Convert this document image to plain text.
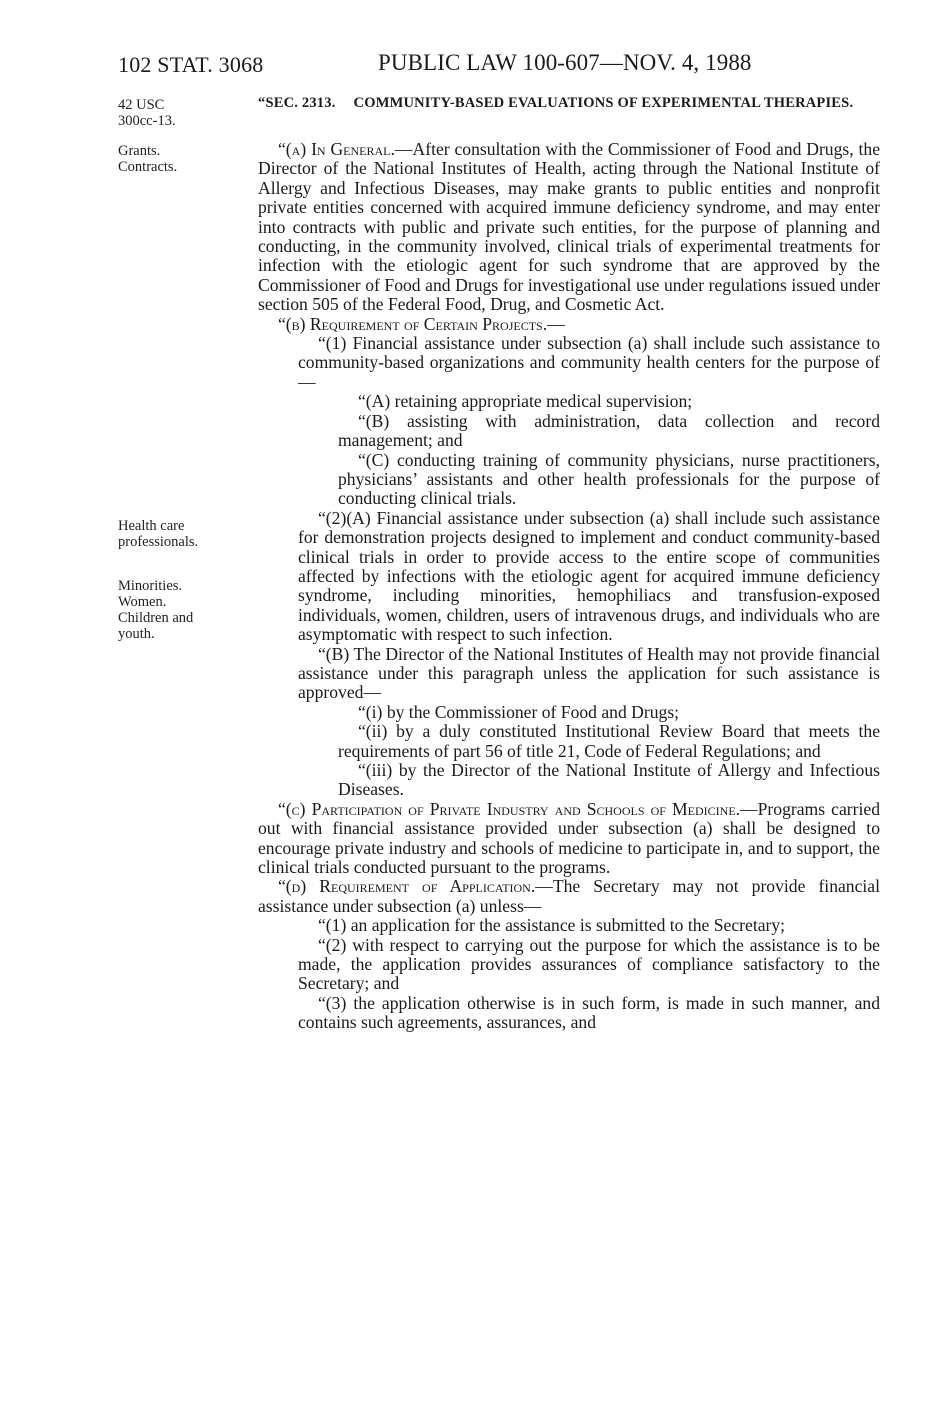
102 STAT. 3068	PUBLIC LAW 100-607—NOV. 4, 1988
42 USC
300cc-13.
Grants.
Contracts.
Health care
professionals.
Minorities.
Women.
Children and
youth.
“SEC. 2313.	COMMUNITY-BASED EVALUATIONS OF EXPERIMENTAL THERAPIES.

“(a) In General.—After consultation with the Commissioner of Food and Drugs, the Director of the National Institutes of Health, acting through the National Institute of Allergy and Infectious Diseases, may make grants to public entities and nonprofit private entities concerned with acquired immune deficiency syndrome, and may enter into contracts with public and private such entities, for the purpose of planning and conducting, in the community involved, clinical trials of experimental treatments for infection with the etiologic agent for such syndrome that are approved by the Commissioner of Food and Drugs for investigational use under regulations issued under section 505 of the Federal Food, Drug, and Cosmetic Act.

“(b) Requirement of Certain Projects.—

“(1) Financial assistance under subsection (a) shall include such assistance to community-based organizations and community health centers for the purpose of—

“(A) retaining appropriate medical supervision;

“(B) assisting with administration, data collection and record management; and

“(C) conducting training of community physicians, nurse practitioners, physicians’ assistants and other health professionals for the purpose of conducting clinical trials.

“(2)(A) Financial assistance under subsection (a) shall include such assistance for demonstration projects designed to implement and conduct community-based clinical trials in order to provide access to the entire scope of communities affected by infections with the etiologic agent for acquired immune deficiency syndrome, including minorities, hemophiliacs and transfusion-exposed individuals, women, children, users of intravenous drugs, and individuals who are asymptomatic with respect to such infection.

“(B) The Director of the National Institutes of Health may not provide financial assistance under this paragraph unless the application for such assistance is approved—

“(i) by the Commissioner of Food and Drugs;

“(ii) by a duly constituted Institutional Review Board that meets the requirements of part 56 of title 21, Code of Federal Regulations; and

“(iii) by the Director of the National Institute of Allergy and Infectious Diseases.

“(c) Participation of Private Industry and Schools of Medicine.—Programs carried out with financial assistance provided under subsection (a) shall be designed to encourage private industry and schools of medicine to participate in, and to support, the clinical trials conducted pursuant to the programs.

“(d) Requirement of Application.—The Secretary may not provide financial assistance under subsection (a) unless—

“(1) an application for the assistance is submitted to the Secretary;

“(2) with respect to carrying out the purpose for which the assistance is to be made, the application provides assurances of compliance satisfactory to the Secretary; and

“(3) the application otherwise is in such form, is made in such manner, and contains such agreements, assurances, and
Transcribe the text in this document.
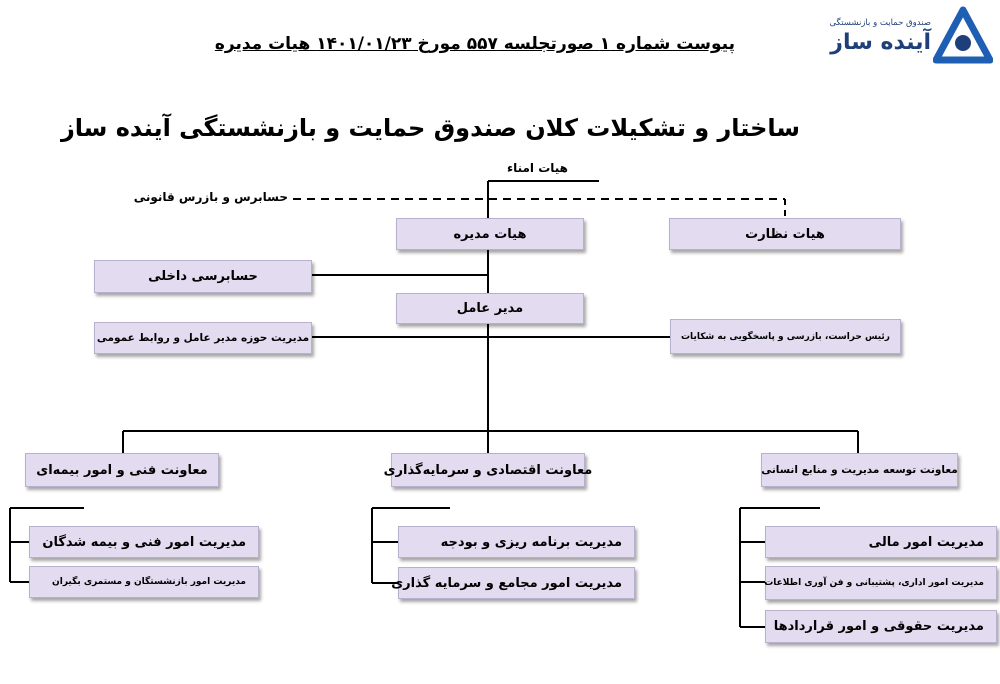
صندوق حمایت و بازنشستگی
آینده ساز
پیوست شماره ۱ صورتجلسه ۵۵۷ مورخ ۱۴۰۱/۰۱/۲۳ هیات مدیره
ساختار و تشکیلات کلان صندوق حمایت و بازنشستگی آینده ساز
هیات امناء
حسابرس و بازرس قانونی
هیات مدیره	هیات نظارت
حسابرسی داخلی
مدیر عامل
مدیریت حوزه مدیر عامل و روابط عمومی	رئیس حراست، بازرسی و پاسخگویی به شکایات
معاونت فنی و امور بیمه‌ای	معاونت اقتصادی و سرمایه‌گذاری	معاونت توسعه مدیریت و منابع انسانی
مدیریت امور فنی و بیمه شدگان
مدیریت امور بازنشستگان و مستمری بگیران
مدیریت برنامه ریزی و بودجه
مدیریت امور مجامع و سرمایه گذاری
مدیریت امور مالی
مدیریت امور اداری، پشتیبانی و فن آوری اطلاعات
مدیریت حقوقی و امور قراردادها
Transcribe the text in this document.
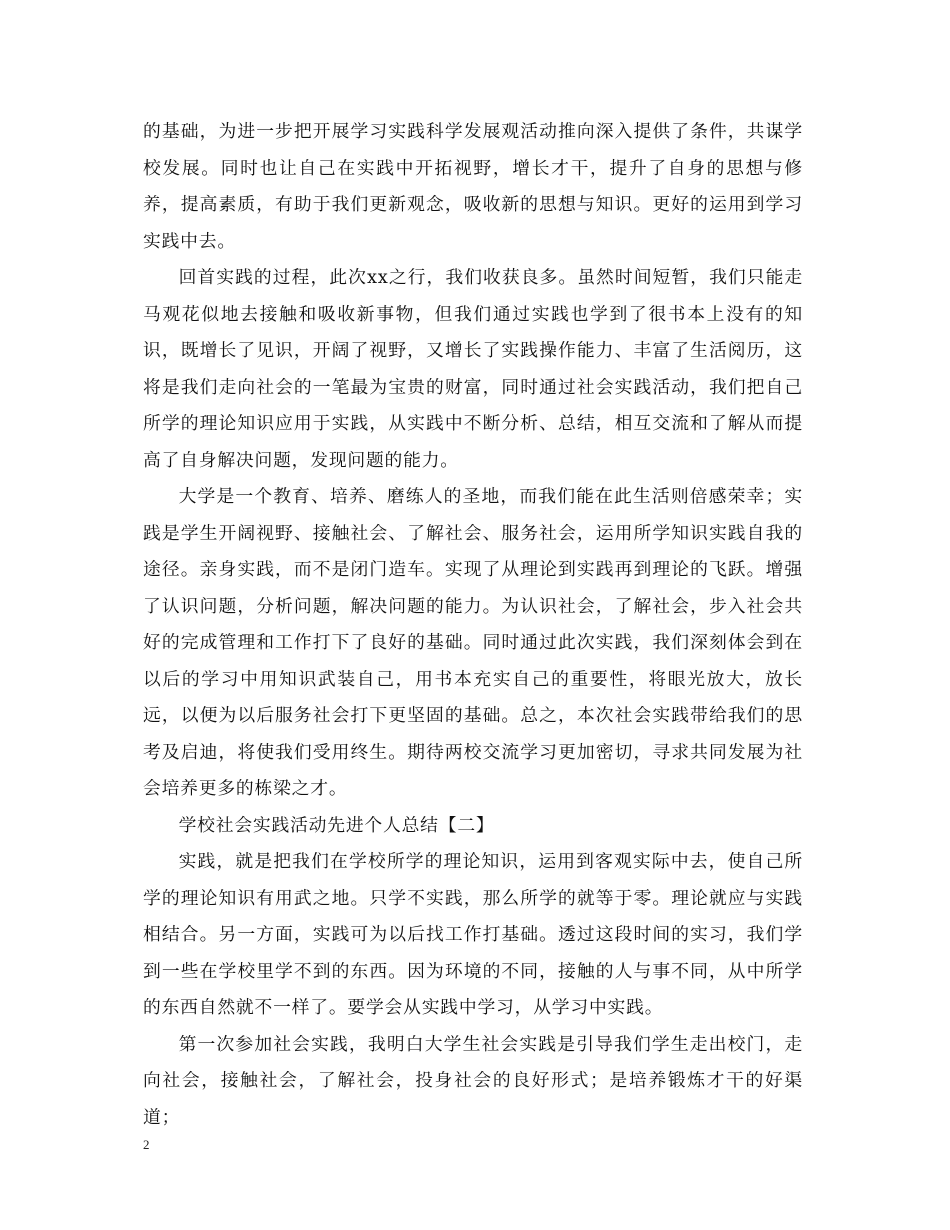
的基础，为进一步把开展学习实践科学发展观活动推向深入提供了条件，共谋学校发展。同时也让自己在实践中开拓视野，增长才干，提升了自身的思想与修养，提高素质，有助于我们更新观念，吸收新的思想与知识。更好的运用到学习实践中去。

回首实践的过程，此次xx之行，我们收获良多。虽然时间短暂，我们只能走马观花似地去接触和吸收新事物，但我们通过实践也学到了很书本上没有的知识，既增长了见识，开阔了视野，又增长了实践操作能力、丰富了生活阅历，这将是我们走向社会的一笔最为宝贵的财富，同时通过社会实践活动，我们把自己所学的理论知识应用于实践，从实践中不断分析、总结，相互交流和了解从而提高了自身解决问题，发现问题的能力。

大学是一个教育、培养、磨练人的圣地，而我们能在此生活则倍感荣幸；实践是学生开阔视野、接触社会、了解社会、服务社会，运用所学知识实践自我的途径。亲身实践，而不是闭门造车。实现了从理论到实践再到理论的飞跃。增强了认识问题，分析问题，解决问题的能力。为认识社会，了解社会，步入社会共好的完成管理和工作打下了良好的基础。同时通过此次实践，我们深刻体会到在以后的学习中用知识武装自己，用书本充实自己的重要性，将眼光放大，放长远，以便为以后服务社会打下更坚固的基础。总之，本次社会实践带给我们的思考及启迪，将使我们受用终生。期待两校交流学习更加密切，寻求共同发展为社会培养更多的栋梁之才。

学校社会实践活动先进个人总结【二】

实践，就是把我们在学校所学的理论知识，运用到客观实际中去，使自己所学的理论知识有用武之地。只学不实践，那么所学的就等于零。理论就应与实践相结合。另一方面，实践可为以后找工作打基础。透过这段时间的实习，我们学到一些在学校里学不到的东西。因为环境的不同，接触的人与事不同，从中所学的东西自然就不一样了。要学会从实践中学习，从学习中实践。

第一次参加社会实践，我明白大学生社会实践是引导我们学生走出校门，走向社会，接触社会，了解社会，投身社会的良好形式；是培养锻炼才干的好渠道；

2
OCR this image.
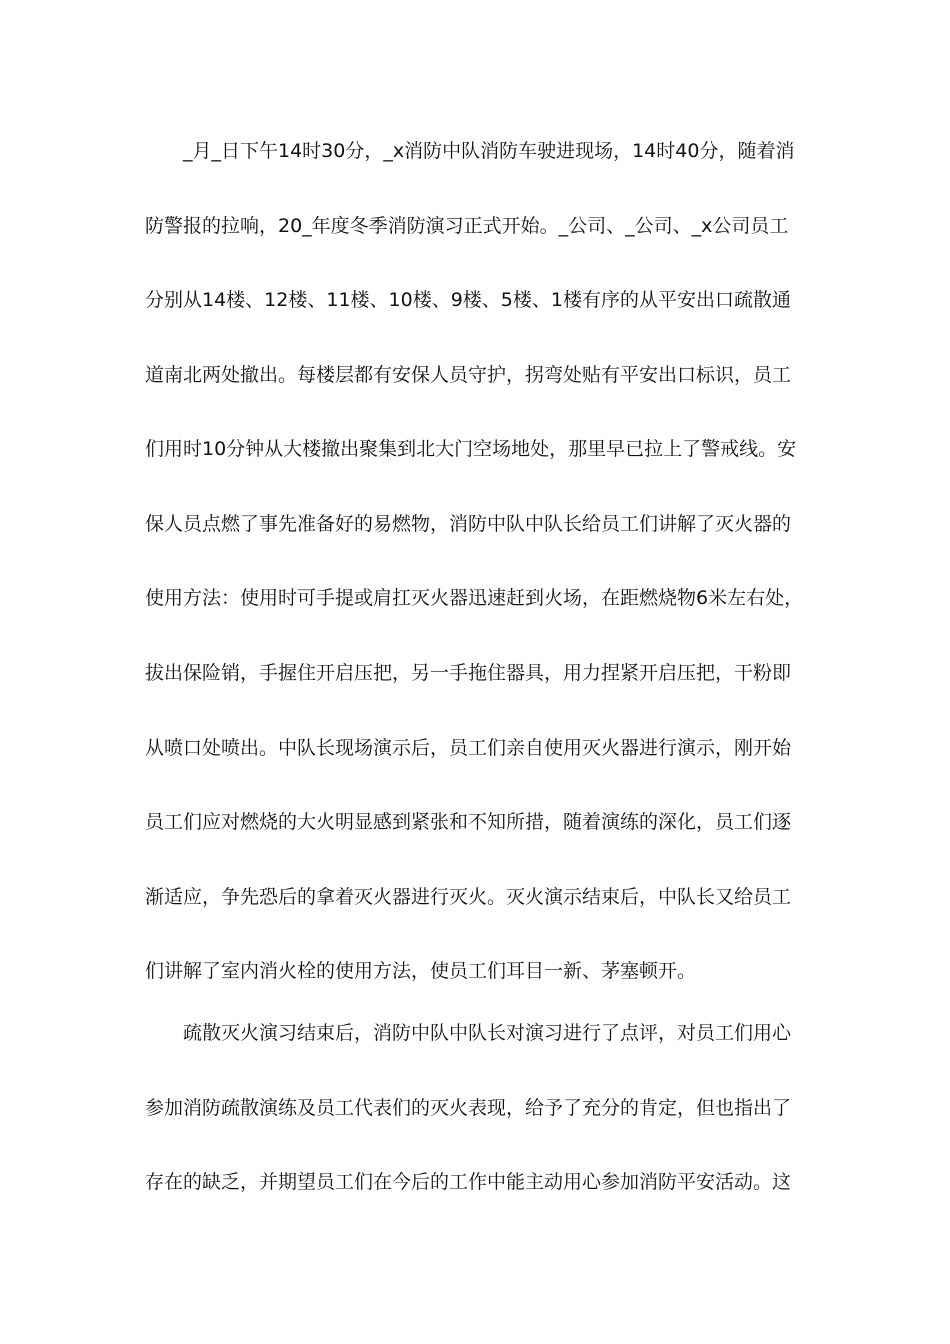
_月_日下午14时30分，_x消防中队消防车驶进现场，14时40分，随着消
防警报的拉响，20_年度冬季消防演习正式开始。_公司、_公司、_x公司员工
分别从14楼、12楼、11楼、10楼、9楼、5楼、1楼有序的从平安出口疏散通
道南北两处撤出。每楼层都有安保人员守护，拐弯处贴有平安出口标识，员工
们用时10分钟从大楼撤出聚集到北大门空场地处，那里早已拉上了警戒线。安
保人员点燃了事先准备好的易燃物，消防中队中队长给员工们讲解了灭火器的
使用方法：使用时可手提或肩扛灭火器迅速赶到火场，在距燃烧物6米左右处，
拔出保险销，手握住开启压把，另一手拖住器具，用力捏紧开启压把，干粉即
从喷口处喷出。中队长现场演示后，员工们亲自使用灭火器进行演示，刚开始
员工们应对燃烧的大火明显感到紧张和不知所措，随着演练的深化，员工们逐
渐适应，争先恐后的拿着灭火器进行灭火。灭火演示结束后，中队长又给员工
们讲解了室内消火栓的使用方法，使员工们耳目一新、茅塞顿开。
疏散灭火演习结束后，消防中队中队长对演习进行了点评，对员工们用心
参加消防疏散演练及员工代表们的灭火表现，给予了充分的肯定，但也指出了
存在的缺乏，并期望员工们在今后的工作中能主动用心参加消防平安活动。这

### Goal of the exercise
Reproduce each line exactly as it appears, omitting the pictures.

### Task output
Convert this document image to plain text.
102 STAT. 3068	PUBLIC LAW 100-607—NOV. 4, 1988
42 USC
300cc-13.
Grants.
Contracts.
Health care
professionals.
Minorities.
Women.
Children and
youth.
“SEC. 2313.	COMMUNITY-BASED EVALUATIONS OF EXPERIMENTAL THERAPIES.

“(a) In General.—After consultation with the Commissioner of Food and Drugs, the Director of the National Institutes of Health, acting through the National Institute of Allergy and Infectious Diseases, may make grants to public entities and nonprofit private entities concerned with acquired immune deficiency syndrome, and may enter into contracts with public and private such entities, for the purpose of planning and conducting, in the community involved, clinical trials of experimental treatments for infection with the etiologic agent for such syndrome that are approved by the Commissioner of Food and Drugs for investigational use under regulations issued under section 505 of the Federal Food, Drug, and Cosmetic Act.

“(b) Requirement of Certain Projects.—

“(1) Financial assistance under subsection (a) shall include such assistance to community-based organizations and community health centers for the purpose of—

“(A) retaining appropriate medical supervision;

“(B) assisting with administration, data collection and record management; and

“(C) conducting training of community physicians, nurse practitioners, physicians’ assistants and other health professionals for the purpose of conducting clinical trials.

“(2)(A) Financial assistance under subsection (a) shall include such assistance for demonstration projects designed to implement and conduct community-based clinical trials in order to provide access to the entire scope of communities affected by infections with the etiologic agent for acquired immune deficiency syndrome, including minorities, hemophiliacs and transfusion-exposed individuals, women, children, users of intravenous drugs, and individuals who are asymptomatic with respect to such infection.

“(B) The Director of the National Institutes of Health may not provide financial assistance under this paragraph unless the application for such assistance is approved—

“(i) by the Commissioner of Food and Drugs;

“(ii) by a duly constituted Institutional Review Board that meets the requirements of part 56 of title 21, Code of Federal Regulations; and

“(iii) by the Director of the National Institute of Allergy and Infectious Diseases.

“(c) Participation of Private Industry and Schools of Medicine.—Programs carried out with financial assistance provided under subsection (a) shall be designed to encourage private industry and schools of medicine to participate in, and to support, the clinical trials conducted pursuant to the programs.

“(d) Requirement of Application.—The Secretary may not provide financial assistance under subsection (a) unless—

“(1) an application for the assistance is submitted to the Secretary;

“(2) with respect to carrying out the purpose for which the assistance is to be made, the application provides assurances of compliance satisfactory to the Secretary; and

“(3) the application otherwise is in such form, is made in such manner, and contains such agreements, assurances, and
Transcribe the text in this document.
صندوق حمایت و بازنشستگی
آینده ساز
پیوست شماره ۱ صورتجلسه ۵۵۷ مورخ ۱۴۰۱/۰۱/۲۳ هیات مدیره
ساختار و تشکیلات کلان صندوق حمایت و بازنشستگی آینده ساز
هیات امناء
حسابرس و بازرس قانونی
هیات مدیره	هیات نظارت
حسابرسی داخلی
مدیر عامل
مدیریت حوزه مدیر عامل و روابط عمومی	رئیس حراست، بازرسی و پاسخگویی به شکایات
معاونت فنی و امور بیمه‌ای	معاونت اقتصادی و سرمایه‌گذاری	معاونت توسعه مدیریت و منابع انسانی
مدیریت امور فنی و بیمه شدگان
مدیریت امور بازنشستگان و مستمری بگیران
مدیریت برنامه ریزی و بودجه
مدیریت امور مجامع و سرمایه گذاری
مدیریت امور مالی
مدیریت امور اداری، پشتیبانی و فن آوری اطلاعات
مدیریت حقوقی و امور قراردادها
Transcribe the text in this document.
的基础，为进一步把开展学习实践科学发展观活动推向深入提供了条件，共谋学校发展。同时也让自己在实践中开拓视野，增长才干，提升了自身的思想与修养，提高素质，有助于我们更新观念，吸收新的思想与知识。更好的运用到学习实践中去。

回首实践的过程，此次xx之行，我们收获良多。虽然时间短暂，我们只能走马观花似地去接触和吸收新事物，但我们通过实践也学到了很书本上没有的知识，既增长了见识，开阔了视野，又增长了实践操作能力、丰富了生活阅历，这将是我们走向社会的一笔最为宝贵的财富，同时通过社会实践活动，我们把自己所学的理论知识应用于实践，从实践中不断分析、总结，相互交流和了解从而提高了自身解决问题，发现问题的能力。

大学是一个教育、培养、磨练人的圣地，而我们能在此生活则倍感荣幸；实践是学生开阔视野、接触社会、了解社会、服务社会，运用所学知识实践自我的途径。亲身实践，而不是闭门造车。实现了从理论到实践再到理论的飞跃。增强了认识问题，分析问题，解决问题的能力。为认识社会，了解社会，步入社会共好的完成管理和工作打下了良好的基础。同时通过此次实践，我们深刻体会到在以后的学习中用知识武装自己，用书本充实自己的重要性，将眼光放大，放长远，以便为以后服务社会打下更坚固的基础。总之，本次社会实践带给我们的思考及启迪，将使我们受用终生。期待两校交流学习更加密切，寻求共同发展为社会培养更多的栋梁之才。

学校社会实践活动先进个人总结【二】

实践，就是把我们在学校所学的理论知识，运用到客观实际中去，使自己所学的理论知识有用武之地。只学不实践，那么所学的就等于零。理论就应与实践相结合。另一方面，实践可为以后找工作打基础。透过这段时间的实习，我们学到一些在学校里学不到的东西。因为环境的不同，接触的人与事不同，从中所学的东西自然就不一样了。要学会从实践中学习，从学习中实践。

第一次参加社会实践，我明白大学生社会实践是引导我们学生走出校门，走向社会，接触社会，了解社会，投身社会的良好形式；是培养锻炼才干的好渠道；

2
OCR this image.
_月_日下午14时30分，_x消防中队消防车驶进现场，14时40分，随着消
防警报的拉响，20_年度冬季消防演习正式开始。_公司、_公司、_x公司员工
分别从14楼、12楼、11楼、10楼、9楼、5楼、1楼有序的从平安出口疏散通
道南北两处撤出。每楼层都有安保人员守护，拐弯处贴有平安出口标识，员工
们用时10分钟从大楼撤出聚集到北大门空场地处，那里早已拉上了警戒线。安
保人员点燃了事先准备好的易燃物，消防中队中队长给员工们讲解了灭火器的
使用方法：使用时可手提或肩扛灭火器迅速赶到火场，在距燃烧物6米左右处，
拔出保险销，手握住开启压把，另一手拖住器具，用力捏紧开启压把，干粉即
从喷口处喷出。中队长现场演示后，员工们亲自使用灭火器进行演示，刚开始
员工们应对燃烧的大火明显感到紧张和不知所措，随着演练的深化，员工们逐
渐适应，争先恐后的拿着灭火器进行灭火。灭火演示结束后，中队长又给员工
们讲解了室内消火栓的使用方法，使员工们耳目一新、茅塞顿开。
疏散灭火演习结束后，消防中队中队长对演习进行了点评，对员工们用心
参加消防疏散演练及员工代表们的灭火表现，给予了充分的肯定，但也指出了
存在的缺乏，并期望员工们在今后的工作中能主动用心参加消防平安活动。这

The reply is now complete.